begin Records for the exercise

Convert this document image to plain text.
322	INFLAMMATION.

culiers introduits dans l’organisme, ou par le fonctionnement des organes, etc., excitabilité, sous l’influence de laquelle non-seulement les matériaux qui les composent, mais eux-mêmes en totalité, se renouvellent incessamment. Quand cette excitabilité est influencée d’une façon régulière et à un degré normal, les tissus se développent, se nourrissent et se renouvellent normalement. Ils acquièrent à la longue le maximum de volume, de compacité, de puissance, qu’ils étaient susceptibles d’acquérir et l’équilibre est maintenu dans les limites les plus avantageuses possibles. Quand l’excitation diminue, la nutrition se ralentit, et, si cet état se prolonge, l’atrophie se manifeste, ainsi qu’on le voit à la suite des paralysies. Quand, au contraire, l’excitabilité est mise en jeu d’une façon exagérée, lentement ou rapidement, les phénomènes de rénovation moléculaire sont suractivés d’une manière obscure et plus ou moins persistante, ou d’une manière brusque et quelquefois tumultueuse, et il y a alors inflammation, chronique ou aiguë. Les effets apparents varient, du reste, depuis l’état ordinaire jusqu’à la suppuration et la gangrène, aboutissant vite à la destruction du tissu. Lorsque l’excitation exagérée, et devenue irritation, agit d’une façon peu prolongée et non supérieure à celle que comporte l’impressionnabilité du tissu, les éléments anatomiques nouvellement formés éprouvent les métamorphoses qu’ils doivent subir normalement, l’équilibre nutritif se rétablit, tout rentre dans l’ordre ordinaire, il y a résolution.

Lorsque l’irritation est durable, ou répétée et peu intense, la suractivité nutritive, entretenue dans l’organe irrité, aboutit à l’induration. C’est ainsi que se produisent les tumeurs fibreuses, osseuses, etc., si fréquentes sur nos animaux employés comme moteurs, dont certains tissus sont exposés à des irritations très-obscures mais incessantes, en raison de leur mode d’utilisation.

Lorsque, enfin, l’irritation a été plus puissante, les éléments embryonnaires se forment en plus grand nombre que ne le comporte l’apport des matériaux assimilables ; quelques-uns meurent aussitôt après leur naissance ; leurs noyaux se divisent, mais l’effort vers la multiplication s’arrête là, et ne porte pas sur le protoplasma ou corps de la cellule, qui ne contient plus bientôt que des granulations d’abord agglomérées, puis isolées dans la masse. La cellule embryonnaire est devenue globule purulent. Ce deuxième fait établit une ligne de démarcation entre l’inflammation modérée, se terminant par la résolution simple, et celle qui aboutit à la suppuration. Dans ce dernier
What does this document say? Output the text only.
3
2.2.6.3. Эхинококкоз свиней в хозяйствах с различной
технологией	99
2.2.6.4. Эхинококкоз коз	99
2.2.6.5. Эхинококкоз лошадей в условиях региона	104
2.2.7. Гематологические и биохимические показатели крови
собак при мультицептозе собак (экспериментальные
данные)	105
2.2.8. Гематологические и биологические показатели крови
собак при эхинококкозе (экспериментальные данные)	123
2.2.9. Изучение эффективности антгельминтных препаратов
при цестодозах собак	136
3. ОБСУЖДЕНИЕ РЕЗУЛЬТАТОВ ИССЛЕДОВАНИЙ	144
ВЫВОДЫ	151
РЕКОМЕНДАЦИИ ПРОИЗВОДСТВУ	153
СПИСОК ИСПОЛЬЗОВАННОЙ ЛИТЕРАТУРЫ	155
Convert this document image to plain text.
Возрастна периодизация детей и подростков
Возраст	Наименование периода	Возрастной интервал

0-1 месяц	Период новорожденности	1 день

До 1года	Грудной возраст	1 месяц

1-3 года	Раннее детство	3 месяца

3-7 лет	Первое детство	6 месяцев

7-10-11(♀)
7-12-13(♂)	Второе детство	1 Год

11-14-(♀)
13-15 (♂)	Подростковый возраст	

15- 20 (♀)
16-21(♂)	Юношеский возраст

end Records for the exercise

(Work to complete):
Copy out the whole listing exactly.

(Response to the task):
Convert this document image to plain text.
322	INFLAMMATION.

culiers introduits dans l’organisme, ou par le fonctionnement des organes, etc., excitabilité, sous l’influence de laquelle non-seulement les matériaux qui les composent, mais eux-mêmes en totalité, se renouvellent incessamment. Quand cette excitabilité est influencée d’une façon régulière et à un degré normal, les tissus se développent, se nourrissent et se renouvellent normalement. Ils acquièrent à la longue le maximum de volume, de compacité, de puissance, qu’ils étaient susceptibles d’acquérir et l’équilibre est maintenu dans les limites les plus avantageuses possibles. Quand l’excitation diminue, la nutrition se ralentit, et, si cet état se prolonge, l’atrophie se manifeste, ainsi qu’on le voit à la suite des paralysies. Quand, au contraire, l’excitabilité est mise en jeu d’une façon exagérée, lentement ou rapidement, les phénomènes de rénovation moléculaire sont suractivés d’une manière obscure et plus ou moins persistante, ou d’une manière brusque et quelquefois tumultueuse, et il y a alors inflammation, chronique ou aiguë. Les effets apparents varient, du reste, depuis l’état ordinaire jusqu’à la suppuration et la gangrène, aboutissant vite à la destruction du tissu. Lorsque l’excitation exagérée, et devenue irritation, agit d’une façon peu prolongée et non supérieure à celle que comporte l’impressionnabilité du tissu, les éléments anatomiques nouvellement formés éprouvent les métamorphoses qu’ils doivent subir normalement, l’équilibre nutritif se rétablit, tout rentre dans l’ordre ordinaire, il y a résolution.

Lorsque l’irritation est durable, ou répétée et peu intense, la suractivité nutritive, entretenue dans l’organe irrité, aboutit à l’induration. C’est ainsi que se produisent les tumeurs fibreuses, osseuses, etc., si fréquentes sur nos animaux employés comme moteurs, dont certains tissus sont exposés à des irritations très-obscures mais incessantes, en raison de leur mode d’utilisation.

Lorsque, enfin, l’irritation a été plus puissante, les éléments embryonnaires se forment en plus grand nombre que ne le comporte l’apport des matériaux assimilables ; quelques-uns meurent aussitôt après leur naissance ; leurs noyaux se divisent, mais l’effort vers la multiplication s’arrête là, et ne porte pas sur le protoplasma ou corps de la cellule, qui ne contient plus bientôt que des granulations d’abord agglomérées, puis isolées dans la masse. La cellule embryonnaire est devenue globule purulent. Ce deuxième fait établit une ligne de démarcation entre l’inflammation modérée, se terminant par la résolution simple, et celle qui aboutit à la suppuration. Dans ce dernier
What does this document say? Output the text only.
3
2.2.6.3. Эхинококкоз свиней в хозяйствах с различной
технологией	99
2.2.6.4. Эхинококкоз коз	99
2.2.6.5. Эхинококкоз лошадей в условиях региона	104
2.2.7. Гематологические и биохимические показатели крови
собак при мультицептозе собак (экспериментальные
данные)	105
2.2.8. Гематологические и биологические показатели крови
собак при эхинококкозе (экспериментальные данные)	123
2.2.9. Изучение эффективности антгельминтных препаратов
при цестодозах собак	136
3. ОБСУЖДЕНИЕ РЕЗУЛЬТАТОВ ИССЛЕДОВАНИЙ	144
ВЫВОДЫ	151
РЕКОМЕНДАЦИИ ПРОИЗВОДСТВУ	153
СПИСОК ИСПОЛЬЗОВАННОЙ ЛИТЕРАТУРЫ	155
Convert this document image to plain text.
Возрастна периодизация детей и подростков
Возраст	Наименование периода	Возрастной интервал

0-1 месяц	Период новорожденности	1 день

До 1года	Грудной возраст	1 месяц

1-3 года	Раннее детство	3 месяца

3-7 лет	Первое детство	6 месяцев

7-10-11(♀)
7-12-13(♂)	Второе детство	1 Год

11-14-(♀)
13-15 (♂)	Подростковый возраст	

15- 20 (♀)
16-21(♂)	Юношеский возраст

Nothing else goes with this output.